Exercise aim: Please restate word for word everything in this listing from the line containing "Patent image size: (994, 495)." down to the line containing "The internal lock nib 62 is at (408, 352).", including both of those lines.

Records for processing:
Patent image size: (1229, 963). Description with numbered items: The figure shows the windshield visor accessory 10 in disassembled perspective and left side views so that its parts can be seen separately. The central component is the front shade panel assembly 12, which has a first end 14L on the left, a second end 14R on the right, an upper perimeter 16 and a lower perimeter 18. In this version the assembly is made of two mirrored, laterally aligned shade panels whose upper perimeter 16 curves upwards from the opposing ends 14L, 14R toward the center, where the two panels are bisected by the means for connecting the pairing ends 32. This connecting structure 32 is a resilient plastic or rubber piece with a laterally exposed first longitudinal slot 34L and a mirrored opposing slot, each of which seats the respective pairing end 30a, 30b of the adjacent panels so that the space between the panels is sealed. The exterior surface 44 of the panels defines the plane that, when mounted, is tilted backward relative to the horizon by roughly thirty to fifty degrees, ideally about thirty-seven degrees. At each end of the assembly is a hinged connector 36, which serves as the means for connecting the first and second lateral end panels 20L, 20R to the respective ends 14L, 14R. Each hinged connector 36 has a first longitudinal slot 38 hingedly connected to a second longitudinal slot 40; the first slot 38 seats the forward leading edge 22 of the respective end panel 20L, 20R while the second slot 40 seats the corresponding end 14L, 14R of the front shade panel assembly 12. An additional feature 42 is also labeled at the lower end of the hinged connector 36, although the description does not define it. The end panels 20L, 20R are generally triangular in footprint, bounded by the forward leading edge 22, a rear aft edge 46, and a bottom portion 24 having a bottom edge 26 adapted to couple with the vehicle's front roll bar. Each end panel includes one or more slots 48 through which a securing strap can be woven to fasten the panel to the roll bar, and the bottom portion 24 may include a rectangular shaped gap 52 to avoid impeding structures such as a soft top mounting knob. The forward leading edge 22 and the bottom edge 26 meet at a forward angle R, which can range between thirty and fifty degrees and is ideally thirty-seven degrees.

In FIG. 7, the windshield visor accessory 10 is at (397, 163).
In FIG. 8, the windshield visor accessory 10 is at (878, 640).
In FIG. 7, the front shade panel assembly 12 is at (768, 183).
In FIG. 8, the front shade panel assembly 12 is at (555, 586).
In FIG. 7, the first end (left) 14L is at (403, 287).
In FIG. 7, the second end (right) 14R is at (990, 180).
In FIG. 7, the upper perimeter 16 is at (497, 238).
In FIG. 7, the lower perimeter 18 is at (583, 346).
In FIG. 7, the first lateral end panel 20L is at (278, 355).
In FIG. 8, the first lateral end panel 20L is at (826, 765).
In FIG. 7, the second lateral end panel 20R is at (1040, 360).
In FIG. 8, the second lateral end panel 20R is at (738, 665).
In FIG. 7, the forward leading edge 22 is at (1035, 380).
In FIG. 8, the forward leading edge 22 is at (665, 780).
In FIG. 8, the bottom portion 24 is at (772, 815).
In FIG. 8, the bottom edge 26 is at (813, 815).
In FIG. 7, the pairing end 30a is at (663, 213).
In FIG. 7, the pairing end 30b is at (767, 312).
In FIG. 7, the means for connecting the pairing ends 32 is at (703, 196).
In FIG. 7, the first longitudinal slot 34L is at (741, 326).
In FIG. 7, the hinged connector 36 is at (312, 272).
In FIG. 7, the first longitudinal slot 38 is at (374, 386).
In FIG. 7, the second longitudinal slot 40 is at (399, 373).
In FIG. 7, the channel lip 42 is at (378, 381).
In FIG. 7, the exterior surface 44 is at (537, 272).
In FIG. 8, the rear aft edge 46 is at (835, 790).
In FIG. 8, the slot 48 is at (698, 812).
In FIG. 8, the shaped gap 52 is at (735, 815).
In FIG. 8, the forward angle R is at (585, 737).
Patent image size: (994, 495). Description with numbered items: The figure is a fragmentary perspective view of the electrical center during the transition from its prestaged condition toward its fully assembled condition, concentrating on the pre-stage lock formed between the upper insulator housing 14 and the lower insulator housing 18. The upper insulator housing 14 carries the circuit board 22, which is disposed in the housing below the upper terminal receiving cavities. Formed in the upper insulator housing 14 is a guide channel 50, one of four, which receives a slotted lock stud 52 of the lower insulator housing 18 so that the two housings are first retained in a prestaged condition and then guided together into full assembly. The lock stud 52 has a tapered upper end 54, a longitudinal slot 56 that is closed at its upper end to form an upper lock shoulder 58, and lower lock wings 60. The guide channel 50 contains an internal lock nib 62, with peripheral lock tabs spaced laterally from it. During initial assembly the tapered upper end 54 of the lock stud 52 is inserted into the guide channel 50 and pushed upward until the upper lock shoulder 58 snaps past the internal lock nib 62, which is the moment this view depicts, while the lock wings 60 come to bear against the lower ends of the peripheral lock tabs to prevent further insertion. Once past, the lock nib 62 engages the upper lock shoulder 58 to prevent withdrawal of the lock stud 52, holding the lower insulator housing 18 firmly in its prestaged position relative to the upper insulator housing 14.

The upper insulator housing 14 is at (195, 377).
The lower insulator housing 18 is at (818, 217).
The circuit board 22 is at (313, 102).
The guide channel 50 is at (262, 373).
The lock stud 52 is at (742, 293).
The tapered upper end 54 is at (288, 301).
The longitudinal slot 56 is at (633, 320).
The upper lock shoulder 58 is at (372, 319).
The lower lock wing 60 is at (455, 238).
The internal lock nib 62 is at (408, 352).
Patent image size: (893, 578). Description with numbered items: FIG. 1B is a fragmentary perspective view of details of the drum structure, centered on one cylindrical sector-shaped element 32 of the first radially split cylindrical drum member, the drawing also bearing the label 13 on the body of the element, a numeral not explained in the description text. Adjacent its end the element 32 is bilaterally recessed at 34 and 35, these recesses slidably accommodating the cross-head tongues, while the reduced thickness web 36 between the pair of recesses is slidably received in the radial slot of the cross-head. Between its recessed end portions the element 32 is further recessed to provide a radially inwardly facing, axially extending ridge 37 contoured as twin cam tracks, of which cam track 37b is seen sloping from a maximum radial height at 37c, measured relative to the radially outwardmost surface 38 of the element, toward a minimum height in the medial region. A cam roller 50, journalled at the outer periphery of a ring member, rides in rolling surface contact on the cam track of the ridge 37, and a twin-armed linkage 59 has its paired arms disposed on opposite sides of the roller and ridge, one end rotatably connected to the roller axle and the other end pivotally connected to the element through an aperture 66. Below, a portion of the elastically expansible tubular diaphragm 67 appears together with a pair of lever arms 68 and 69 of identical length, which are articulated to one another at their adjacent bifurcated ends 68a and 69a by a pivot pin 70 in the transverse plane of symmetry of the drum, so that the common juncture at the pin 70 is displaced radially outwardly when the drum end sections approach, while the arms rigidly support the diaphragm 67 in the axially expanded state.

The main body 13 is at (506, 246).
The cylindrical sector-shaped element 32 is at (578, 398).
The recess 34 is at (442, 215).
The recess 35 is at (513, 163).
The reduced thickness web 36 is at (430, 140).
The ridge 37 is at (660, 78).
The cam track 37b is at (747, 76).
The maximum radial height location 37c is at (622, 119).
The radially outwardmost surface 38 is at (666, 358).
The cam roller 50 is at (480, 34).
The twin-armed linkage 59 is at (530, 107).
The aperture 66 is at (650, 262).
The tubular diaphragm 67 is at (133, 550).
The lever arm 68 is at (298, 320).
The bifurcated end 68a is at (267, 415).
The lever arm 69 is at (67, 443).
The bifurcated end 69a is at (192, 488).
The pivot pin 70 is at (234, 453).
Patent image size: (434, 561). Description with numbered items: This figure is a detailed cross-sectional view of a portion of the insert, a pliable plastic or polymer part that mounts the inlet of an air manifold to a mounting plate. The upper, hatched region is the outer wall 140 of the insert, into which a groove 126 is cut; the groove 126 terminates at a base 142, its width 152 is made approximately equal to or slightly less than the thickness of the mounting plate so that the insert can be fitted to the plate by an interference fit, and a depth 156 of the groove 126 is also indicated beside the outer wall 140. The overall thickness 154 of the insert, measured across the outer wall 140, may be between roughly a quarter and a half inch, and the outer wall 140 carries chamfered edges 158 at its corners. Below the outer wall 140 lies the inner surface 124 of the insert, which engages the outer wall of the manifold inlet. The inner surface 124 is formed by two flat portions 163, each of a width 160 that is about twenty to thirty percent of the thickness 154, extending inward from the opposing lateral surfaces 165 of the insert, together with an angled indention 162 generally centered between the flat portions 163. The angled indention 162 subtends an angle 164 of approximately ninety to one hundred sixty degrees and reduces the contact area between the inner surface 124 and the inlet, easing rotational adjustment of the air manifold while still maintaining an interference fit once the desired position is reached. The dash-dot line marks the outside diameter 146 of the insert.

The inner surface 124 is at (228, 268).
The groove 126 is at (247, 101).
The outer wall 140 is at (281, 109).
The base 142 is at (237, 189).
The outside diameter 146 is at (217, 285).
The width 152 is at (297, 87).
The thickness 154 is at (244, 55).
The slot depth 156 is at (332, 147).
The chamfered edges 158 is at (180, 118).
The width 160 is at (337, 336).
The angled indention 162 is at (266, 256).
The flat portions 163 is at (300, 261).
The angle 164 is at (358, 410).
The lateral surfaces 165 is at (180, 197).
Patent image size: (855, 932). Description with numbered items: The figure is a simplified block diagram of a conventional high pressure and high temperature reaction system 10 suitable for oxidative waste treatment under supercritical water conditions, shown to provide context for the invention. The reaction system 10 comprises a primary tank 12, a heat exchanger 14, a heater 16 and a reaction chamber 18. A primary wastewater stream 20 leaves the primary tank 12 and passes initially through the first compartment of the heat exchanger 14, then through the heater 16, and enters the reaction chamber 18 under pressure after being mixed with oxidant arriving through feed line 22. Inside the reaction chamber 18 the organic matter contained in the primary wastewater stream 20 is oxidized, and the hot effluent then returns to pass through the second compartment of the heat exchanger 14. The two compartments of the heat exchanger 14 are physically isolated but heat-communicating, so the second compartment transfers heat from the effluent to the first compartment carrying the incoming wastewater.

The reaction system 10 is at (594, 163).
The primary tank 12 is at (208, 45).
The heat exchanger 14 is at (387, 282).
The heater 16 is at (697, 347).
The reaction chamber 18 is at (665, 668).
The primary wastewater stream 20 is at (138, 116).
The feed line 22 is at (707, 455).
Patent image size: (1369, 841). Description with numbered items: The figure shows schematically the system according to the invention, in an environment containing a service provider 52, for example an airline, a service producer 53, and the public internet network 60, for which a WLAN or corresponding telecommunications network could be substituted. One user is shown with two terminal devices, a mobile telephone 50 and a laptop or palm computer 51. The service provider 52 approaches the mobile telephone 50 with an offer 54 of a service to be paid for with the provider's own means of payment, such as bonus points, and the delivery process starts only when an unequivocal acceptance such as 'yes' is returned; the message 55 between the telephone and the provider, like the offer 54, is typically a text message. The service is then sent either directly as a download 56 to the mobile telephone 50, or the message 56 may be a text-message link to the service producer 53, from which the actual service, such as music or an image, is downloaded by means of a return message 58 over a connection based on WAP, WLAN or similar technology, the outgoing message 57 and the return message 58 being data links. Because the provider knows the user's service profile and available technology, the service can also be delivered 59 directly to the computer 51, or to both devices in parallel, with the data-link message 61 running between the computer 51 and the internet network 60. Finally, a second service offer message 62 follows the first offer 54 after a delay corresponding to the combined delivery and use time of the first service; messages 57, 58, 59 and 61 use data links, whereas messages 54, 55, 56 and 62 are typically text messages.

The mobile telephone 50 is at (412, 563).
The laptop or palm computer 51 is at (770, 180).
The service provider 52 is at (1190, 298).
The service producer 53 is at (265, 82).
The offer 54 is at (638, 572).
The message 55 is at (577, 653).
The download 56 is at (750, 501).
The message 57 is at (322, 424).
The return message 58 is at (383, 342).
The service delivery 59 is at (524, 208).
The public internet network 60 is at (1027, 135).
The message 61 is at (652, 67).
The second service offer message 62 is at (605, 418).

Result of this exercise:
Patent image size: (994, 495). Description with numbered items: The figure is a fragmentary perspective view of the electrical center during the transition from its prestaged condition toward its fully assembled condition, concentrating on the pre-stage lock formed between the upper insulator housing 14 and the lower insulator housing 18. The upper insulator housing 14 carries the circuit board 22, which is disposed in the housing below the upper terminal receiving cavities. Formed in the upper insulator housing 14 is a guide channel 50, one of four, which receives a slotted lock stud 52 of the lower insulator housing 18 so that the two housings are first retained in a prestaged condition and then guided together into full assembly. The lock stud 52 has a tapered upper end 54, a longitudinal slot 56 that is closed at its upper end to form an upper lock shoulder 58, and lower lock wings 60. The guide channel 50 contains an internal lock nib 62, with peripheral lock tabs spaced laterally from it. During initial assembly the tapered upper end 54 of the lock stud 52 is inserted into the guide channel 50 and pushed upward until the upper lock shoulder 58 snaps past the internal lock nib 62, which is the moment this view depicts, while the lock wings 60 come to bear against the lower ends of the peripheral lock tabs to prevent further insertion. Once past, the lock nib 62 engages the upper lock shoulder 58 to prevent withdrawal of the lock stud 52, holding the lower insulator housing 18 firmly in its prestaged position relative to the upper insulator housing 14.

The upper insulator housing 14 is at (195, 377).
The lower insulator housing 18 is at (818, 217).
The circuit board 22 is at (313, 102).
The guide channel 50 is at (262, 373).
The lock stud 52 is at (742, 293).
The tapered upper end 54 is at (288, 301).
The longitudinal slot 56 is at (633, 320).
The upper lock shoulder 58 is at (372, 319).
The lower lock wing 60 is at (455, 238).
The internal lock nib 62 is at (408, 352).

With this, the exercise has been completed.